* WORK INSTRUCTIONS:
Go through the listing below and list every line with "title".
#####
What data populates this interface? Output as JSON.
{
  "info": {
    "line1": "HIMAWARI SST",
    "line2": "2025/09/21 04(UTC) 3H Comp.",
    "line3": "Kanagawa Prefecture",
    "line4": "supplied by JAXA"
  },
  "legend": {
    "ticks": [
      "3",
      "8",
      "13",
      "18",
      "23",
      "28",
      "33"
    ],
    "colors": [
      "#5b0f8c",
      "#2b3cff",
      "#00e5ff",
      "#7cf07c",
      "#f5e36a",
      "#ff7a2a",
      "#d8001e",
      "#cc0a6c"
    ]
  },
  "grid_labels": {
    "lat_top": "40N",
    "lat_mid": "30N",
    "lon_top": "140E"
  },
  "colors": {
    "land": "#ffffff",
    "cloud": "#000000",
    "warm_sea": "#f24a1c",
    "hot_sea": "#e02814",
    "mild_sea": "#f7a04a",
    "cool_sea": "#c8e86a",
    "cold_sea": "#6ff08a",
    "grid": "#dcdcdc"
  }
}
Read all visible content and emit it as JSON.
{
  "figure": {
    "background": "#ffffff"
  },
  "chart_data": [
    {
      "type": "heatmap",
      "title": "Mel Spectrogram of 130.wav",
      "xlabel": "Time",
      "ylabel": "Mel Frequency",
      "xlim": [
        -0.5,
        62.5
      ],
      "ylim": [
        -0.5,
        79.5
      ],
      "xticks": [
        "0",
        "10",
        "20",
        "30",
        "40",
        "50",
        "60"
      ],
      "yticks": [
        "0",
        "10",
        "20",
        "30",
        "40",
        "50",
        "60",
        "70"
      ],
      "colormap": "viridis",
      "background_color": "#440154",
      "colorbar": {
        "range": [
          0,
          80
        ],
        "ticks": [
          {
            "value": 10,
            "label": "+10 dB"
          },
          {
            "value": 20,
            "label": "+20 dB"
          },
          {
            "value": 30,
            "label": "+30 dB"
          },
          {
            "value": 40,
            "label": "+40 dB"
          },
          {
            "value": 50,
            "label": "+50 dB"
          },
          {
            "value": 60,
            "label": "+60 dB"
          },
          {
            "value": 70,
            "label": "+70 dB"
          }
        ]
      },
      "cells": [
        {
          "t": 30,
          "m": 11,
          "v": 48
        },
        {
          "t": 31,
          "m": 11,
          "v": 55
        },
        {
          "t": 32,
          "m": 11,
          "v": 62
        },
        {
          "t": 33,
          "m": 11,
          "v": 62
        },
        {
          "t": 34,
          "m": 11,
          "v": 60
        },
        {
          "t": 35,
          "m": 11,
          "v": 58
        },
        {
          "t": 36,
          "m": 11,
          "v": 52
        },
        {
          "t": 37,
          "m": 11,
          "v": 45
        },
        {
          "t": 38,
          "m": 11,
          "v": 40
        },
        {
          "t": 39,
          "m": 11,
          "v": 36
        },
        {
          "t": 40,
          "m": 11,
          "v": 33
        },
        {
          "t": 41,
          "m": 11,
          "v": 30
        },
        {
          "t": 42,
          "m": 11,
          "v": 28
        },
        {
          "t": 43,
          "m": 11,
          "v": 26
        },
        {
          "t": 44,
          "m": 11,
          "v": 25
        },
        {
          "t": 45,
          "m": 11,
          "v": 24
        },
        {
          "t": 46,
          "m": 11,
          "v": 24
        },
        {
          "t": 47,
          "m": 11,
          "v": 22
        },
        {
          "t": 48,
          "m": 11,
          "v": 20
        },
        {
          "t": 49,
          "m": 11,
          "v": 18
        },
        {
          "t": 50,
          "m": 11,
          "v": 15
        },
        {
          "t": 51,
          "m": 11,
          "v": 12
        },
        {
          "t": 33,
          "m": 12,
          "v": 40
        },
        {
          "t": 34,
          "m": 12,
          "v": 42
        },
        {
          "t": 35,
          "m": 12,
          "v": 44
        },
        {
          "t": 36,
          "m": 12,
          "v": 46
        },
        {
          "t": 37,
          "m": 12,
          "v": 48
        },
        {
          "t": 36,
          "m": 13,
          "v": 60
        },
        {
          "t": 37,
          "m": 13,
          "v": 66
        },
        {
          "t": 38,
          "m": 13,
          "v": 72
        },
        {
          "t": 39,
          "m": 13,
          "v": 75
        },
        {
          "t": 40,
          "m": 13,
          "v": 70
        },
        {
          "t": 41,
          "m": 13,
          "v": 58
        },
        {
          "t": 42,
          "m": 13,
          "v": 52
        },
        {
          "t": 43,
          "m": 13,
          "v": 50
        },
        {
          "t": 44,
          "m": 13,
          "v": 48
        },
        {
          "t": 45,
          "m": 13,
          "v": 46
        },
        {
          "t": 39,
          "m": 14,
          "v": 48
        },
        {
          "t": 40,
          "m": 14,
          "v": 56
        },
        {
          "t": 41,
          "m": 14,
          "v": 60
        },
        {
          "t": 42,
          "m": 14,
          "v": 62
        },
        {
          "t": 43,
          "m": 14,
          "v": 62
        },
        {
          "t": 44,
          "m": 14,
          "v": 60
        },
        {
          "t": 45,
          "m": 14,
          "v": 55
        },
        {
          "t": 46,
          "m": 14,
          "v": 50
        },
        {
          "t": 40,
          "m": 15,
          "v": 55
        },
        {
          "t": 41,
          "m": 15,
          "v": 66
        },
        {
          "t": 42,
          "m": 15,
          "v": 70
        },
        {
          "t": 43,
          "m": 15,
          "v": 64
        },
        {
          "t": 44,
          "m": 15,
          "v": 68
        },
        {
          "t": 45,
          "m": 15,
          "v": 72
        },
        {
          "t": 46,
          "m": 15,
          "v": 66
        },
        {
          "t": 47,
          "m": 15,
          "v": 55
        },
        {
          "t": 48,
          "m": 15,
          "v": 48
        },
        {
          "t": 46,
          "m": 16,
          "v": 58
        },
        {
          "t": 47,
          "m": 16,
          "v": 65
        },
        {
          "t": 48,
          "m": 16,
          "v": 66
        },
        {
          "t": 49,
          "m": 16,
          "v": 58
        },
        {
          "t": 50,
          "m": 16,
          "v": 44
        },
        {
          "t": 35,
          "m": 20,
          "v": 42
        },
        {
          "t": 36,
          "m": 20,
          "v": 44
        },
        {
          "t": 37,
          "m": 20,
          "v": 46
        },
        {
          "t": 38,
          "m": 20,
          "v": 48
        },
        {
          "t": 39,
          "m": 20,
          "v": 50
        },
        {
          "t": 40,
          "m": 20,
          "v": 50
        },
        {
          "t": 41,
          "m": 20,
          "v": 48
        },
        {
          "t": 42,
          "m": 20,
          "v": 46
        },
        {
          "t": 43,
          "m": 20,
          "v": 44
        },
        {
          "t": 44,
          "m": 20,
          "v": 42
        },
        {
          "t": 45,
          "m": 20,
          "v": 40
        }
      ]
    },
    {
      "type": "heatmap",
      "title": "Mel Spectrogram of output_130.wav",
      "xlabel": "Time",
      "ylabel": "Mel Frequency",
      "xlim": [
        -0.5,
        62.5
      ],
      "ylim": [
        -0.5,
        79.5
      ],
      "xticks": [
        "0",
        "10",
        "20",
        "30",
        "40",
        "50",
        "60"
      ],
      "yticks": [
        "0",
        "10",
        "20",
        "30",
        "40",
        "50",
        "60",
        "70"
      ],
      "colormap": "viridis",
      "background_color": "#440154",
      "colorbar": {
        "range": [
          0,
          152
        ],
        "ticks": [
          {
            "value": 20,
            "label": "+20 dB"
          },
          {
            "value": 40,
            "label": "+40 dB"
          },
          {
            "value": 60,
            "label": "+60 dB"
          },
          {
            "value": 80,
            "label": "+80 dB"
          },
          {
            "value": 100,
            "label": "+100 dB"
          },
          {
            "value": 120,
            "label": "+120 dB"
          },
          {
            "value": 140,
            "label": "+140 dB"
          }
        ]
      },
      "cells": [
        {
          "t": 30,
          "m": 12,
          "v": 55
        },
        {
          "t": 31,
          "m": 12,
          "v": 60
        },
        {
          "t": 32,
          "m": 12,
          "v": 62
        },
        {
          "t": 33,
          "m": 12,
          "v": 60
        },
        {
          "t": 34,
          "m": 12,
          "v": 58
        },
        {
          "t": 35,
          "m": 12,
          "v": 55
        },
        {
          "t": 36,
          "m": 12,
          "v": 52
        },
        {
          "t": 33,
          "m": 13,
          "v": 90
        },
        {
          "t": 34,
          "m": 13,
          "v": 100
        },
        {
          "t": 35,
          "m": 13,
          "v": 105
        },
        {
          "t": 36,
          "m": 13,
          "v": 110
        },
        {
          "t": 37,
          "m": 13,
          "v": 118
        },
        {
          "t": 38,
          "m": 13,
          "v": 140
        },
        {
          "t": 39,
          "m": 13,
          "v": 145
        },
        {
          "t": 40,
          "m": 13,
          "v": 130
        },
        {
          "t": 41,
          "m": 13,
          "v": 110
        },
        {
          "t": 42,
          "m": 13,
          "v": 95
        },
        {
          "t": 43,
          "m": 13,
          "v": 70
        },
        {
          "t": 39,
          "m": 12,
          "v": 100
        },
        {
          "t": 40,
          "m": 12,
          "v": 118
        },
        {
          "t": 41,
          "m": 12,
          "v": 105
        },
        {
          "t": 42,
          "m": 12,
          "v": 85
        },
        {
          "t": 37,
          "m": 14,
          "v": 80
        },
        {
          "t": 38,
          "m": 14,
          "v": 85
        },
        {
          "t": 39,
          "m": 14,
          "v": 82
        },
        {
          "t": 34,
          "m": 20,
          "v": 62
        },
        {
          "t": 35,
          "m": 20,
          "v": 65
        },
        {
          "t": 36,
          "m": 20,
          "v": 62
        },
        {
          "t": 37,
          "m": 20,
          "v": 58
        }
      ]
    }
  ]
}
#####
* TASK RESULT:
      "title": "Mel Spectrogram of 130.wav",
      "title": "Mel Spectrogram of output_130.wav",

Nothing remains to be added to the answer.